• [Dataset records]
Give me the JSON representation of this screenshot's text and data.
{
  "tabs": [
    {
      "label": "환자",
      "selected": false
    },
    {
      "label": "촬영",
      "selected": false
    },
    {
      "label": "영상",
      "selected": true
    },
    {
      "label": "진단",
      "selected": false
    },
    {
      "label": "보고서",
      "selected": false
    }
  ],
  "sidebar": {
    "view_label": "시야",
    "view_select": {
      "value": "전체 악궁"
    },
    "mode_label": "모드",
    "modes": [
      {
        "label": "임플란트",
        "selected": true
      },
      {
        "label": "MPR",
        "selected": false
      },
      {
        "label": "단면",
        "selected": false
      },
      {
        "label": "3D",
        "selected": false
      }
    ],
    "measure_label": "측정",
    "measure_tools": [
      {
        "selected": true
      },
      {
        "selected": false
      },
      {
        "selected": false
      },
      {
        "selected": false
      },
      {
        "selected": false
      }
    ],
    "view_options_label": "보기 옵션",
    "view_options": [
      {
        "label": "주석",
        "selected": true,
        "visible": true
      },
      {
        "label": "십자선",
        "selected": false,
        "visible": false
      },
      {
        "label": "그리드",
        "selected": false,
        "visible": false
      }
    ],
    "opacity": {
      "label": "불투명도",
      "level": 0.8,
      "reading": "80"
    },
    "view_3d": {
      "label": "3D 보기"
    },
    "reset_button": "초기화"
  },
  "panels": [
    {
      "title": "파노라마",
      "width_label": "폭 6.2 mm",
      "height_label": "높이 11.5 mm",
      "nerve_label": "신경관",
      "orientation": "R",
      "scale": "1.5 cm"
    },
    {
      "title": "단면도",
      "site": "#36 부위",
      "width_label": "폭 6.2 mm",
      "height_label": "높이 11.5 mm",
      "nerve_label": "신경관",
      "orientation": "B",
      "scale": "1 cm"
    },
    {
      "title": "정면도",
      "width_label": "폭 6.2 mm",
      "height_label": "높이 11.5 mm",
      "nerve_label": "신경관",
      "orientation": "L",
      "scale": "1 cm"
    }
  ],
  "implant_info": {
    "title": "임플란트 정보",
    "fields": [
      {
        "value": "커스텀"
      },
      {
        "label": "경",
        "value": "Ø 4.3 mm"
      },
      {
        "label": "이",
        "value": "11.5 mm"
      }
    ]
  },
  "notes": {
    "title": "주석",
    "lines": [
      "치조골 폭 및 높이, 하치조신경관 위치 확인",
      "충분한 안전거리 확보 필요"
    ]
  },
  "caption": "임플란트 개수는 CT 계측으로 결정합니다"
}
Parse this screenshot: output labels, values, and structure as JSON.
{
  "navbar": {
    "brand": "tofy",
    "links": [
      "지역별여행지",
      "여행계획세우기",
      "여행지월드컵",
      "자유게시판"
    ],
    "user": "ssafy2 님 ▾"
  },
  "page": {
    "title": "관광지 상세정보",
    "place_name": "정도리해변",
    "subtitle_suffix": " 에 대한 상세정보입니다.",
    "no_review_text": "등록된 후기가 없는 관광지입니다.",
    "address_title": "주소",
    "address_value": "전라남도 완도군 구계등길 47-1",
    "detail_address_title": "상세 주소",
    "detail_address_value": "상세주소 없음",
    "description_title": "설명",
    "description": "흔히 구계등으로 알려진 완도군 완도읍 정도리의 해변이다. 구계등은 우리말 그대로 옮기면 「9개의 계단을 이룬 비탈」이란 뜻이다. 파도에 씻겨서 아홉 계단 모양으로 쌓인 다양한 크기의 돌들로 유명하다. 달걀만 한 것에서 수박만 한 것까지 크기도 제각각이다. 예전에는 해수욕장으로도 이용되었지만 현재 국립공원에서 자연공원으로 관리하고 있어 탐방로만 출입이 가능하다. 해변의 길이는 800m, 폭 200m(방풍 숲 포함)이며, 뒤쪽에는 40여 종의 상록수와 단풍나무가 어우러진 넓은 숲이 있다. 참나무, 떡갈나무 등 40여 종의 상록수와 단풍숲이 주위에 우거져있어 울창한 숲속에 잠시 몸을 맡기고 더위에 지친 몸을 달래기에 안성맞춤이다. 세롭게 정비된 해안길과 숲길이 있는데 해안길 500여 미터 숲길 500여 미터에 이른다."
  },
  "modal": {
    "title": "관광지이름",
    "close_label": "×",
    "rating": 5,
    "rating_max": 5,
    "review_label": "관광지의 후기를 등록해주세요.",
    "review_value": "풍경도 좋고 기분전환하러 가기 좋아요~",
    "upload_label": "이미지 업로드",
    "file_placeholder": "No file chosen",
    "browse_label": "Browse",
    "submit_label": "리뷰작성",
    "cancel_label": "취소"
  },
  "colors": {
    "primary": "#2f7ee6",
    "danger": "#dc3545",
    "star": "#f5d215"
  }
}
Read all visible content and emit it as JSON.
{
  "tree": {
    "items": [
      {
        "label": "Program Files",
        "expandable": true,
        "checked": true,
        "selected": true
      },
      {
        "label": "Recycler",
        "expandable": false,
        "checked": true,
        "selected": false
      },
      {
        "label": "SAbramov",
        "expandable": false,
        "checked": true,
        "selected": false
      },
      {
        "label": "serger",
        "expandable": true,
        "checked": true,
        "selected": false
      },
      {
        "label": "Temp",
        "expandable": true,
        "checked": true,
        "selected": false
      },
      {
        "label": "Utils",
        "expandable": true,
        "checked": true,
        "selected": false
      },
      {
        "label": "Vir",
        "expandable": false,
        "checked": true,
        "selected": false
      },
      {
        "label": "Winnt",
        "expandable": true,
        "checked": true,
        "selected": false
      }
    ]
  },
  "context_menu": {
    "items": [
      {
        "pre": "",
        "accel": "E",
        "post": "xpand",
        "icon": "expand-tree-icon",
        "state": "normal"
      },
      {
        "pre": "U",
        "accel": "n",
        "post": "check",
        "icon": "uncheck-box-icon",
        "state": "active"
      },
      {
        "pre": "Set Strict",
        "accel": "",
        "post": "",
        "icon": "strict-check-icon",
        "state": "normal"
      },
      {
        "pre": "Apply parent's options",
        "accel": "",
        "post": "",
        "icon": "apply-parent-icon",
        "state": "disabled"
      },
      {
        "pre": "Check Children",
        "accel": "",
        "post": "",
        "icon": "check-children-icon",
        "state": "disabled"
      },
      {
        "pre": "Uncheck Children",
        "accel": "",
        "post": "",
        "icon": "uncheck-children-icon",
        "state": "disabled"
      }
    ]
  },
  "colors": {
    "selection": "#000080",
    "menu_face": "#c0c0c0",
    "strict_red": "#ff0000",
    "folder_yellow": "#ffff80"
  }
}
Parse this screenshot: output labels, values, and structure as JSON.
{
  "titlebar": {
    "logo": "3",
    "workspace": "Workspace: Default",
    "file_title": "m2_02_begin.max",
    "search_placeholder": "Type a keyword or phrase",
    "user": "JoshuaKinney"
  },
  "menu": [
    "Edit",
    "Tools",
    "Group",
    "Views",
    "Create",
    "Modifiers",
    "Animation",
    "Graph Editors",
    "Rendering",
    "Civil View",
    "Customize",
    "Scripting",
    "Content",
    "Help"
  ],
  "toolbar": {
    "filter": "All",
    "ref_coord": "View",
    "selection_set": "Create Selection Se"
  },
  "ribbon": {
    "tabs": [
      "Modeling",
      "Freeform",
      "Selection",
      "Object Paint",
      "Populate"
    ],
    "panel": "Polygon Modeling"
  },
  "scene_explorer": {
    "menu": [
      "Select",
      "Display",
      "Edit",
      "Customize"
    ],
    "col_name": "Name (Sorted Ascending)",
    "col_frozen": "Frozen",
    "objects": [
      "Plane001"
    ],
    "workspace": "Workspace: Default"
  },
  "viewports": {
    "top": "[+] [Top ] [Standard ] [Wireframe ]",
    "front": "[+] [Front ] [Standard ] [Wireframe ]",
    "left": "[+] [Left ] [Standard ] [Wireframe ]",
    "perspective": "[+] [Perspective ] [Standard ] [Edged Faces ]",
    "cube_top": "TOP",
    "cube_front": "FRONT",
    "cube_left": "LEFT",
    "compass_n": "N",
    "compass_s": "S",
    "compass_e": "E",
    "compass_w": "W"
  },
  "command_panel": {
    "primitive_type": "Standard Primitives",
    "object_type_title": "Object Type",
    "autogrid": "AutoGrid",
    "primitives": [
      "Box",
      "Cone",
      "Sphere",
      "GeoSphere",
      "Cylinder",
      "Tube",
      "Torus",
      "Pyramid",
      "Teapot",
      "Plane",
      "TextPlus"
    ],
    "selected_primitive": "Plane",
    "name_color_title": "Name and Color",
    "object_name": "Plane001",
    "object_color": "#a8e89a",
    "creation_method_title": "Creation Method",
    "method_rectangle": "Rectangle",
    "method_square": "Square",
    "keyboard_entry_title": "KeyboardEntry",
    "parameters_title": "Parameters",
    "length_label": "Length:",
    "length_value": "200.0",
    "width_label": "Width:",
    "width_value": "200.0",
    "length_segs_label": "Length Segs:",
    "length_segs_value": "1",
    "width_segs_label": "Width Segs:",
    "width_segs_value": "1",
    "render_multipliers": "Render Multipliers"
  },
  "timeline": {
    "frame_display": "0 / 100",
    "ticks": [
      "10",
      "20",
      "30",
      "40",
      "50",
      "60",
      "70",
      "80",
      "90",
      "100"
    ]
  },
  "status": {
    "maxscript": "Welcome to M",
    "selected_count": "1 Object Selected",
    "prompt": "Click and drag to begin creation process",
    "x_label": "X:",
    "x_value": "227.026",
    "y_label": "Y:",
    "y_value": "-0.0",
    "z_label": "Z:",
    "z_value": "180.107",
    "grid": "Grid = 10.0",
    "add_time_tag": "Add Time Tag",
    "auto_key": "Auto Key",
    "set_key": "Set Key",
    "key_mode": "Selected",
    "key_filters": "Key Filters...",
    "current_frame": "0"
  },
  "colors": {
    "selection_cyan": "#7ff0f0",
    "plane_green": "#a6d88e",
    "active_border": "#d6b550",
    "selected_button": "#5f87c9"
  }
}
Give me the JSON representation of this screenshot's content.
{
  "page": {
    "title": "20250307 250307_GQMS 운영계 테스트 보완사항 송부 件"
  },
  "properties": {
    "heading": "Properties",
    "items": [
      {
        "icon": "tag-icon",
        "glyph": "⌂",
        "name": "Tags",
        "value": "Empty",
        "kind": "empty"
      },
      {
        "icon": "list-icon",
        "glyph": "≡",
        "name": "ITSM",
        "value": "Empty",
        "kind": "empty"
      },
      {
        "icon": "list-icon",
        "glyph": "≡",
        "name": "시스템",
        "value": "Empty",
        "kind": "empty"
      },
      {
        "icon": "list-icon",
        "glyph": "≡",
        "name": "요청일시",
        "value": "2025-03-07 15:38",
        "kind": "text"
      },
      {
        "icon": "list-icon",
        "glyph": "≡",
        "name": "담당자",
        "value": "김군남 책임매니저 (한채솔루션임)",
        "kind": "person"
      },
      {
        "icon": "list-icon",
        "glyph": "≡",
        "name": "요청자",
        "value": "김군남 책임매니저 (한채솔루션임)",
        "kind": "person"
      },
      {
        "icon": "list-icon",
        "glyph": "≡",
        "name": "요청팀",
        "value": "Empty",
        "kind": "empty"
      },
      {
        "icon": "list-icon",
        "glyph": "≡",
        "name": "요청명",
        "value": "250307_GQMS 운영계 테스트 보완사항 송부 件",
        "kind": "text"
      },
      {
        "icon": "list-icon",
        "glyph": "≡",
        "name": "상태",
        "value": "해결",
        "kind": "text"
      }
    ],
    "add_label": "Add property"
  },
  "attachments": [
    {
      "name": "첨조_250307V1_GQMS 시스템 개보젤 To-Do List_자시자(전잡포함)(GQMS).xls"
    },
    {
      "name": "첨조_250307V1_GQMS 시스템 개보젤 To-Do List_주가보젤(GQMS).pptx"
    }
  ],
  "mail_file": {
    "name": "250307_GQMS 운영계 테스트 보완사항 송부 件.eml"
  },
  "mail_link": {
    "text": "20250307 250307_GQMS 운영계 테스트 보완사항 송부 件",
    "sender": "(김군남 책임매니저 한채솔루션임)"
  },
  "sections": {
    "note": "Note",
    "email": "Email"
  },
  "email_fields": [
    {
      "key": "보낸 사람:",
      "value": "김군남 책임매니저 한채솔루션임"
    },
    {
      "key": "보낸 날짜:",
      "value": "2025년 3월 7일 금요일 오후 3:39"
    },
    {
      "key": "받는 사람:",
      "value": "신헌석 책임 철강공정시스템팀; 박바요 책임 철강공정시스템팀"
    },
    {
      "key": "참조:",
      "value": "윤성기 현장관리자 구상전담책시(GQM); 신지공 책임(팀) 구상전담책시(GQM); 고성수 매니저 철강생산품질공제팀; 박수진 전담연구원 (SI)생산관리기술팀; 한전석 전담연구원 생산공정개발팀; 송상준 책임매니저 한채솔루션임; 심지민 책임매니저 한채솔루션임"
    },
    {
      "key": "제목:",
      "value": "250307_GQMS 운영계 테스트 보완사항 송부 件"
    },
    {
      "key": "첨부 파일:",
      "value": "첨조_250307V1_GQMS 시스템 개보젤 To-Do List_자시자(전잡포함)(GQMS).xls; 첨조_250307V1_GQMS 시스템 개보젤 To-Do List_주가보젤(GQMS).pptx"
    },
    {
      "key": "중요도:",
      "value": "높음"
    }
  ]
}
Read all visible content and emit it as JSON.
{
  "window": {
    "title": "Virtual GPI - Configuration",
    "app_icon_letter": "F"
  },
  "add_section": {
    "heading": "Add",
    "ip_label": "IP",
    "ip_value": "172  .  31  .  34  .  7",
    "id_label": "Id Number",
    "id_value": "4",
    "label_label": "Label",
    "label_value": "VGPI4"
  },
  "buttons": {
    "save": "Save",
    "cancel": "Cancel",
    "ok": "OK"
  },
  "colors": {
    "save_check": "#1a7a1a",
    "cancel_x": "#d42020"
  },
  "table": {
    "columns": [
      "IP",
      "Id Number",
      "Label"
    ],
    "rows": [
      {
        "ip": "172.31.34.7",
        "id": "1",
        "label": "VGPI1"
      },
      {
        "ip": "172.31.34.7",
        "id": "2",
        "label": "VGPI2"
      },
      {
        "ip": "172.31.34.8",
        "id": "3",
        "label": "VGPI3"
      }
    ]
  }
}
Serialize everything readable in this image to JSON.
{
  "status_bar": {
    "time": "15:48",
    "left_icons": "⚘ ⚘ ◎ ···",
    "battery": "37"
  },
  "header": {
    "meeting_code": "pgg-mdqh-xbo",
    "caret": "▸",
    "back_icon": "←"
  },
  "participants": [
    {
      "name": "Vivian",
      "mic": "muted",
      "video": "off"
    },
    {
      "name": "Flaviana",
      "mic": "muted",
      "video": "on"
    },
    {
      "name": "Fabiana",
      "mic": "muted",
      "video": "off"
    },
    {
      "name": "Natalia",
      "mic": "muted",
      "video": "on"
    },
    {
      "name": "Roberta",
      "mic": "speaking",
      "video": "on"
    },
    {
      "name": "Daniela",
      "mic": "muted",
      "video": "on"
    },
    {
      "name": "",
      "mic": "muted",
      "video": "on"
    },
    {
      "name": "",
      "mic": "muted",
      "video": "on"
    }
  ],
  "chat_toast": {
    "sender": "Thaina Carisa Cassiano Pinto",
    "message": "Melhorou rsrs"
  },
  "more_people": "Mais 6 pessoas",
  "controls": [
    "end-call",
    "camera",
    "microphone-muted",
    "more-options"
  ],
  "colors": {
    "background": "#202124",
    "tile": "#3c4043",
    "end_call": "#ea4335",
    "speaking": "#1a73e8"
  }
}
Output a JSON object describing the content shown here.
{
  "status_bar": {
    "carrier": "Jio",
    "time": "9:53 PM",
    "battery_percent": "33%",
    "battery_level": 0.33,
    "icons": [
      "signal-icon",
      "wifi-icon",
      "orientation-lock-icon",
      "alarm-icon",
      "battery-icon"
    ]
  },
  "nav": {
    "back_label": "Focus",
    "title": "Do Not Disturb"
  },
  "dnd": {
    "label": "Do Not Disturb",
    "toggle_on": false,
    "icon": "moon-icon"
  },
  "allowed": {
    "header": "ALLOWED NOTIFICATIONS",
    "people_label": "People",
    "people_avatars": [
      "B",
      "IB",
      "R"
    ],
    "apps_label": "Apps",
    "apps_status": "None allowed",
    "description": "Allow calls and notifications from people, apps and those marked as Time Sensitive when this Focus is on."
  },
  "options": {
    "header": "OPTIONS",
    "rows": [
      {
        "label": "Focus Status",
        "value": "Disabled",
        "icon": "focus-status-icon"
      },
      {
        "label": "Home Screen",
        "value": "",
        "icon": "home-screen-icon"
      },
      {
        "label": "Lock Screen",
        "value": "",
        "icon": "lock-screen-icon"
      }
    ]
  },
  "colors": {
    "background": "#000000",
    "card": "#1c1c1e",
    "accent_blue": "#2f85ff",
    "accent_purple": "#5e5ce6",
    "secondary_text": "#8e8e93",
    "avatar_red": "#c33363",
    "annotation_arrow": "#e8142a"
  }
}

• [What to do]
In the records above, how many lines hold the string "Give"? Reply with only the number.

• [Worked answer]
2